Exercise directions | Collect from the data below each line with "intro".

>> Begin Entries supplied

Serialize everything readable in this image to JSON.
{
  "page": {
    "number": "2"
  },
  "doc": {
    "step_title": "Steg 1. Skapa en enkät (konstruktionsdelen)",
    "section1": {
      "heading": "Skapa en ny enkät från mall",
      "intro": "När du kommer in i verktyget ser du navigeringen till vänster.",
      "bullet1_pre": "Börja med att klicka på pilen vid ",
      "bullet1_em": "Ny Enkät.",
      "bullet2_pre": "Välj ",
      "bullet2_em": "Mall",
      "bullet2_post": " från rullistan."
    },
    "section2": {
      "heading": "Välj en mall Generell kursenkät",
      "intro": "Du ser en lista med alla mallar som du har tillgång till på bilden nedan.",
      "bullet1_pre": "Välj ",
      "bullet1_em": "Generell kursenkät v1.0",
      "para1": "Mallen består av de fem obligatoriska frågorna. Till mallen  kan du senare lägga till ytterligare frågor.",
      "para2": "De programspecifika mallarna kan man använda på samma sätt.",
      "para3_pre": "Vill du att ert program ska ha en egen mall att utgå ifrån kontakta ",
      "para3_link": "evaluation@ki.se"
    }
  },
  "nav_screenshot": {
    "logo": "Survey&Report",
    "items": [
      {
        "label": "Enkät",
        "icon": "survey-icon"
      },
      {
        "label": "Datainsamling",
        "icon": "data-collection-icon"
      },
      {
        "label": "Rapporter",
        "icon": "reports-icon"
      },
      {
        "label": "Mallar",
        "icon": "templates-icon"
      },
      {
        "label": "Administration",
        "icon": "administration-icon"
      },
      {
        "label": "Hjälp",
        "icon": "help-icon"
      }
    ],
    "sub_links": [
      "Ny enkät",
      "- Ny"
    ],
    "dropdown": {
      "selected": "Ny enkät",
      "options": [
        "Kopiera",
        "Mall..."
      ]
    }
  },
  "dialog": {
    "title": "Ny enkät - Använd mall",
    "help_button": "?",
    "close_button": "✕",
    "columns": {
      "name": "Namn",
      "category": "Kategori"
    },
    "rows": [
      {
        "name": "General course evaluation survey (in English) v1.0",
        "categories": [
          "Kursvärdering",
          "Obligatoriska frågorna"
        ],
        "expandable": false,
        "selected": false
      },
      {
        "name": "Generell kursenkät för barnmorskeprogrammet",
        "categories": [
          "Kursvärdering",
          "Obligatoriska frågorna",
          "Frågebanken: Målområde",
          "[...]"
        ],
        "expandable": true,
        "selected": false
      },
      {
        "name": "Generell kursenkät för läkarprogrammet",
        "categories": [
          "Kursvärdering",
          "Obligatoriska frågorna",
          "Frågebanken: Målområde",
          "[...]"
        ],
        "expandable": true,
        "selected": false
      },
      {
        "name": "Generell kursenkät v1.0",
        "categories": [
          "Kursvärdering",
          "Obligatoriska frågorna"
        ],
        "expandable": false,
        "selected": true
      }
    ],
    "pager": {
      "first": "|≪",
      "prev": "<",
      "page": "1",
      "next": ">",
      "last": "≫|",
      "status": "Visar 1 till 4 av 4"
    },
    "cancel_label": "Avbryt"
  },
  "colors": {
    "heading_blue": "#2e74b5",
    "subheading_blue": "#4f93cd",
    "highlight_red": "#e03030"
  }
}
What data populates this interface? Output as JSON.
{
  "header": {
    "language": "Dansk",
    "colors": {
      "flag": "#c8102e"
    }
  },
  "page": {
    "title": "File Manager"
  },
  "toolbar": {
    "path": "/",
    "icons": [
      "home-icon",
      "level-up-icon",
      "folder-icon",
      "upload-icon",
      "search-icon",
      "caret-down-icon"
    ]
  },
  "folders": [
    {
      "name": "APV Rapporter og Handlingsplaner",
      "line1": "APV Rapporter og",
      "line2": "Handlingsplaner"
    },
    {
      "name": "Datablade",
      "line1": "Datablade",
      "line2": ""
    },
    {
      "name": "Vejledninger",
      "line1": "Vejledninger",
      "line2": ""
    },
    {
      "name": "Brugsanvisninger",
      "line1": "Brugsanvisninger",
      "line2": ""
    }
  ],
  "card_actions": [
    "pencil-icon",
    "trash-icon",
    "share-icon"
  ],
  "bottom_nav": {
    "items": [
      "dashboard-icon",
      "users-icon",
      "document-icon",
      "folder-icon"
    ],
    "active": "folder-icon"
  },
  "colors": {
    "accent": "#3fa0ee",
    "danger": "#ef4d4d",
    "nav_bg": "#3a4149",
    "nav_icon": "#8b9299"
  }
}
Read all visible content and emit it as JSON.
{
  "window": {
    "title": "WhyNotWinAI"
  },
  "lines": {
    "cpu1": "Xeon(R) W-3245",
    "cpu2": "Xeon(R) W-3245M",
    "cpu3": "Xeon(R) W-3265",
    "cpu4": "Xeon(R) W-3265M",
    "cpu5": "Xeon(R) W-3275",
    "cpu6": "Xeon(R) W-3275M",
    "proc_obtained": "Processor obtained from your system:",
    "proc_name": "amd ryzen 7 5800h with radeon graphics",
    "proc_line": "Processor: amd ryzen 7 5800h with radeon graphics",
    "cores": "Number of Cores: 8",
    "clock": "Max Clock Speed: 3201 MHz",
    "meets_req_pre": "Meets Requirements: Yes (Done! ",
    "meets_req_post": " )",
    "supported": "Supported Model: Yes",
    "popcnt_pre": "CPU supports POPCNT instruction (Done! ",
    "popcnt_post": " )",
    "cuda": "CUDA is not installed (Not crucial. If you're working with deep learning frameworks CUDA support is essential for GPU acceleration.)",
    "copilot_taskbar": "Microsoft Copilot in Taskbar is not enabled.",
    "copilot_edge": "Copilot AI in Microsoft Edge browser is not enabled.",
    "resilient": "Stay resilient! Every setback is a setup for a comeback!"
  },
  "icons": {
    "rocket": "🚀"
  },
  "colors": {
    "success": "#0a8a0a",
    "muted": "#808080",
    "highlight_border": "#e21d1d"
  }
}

>> End Entries supplied

Response to the task |
      "intro": "När du kommer in i verktyget ser du navigeringen till vänster.",
      "intro": "Du ser en lista med alla mallar som du har tillgång till på bilden nedan.",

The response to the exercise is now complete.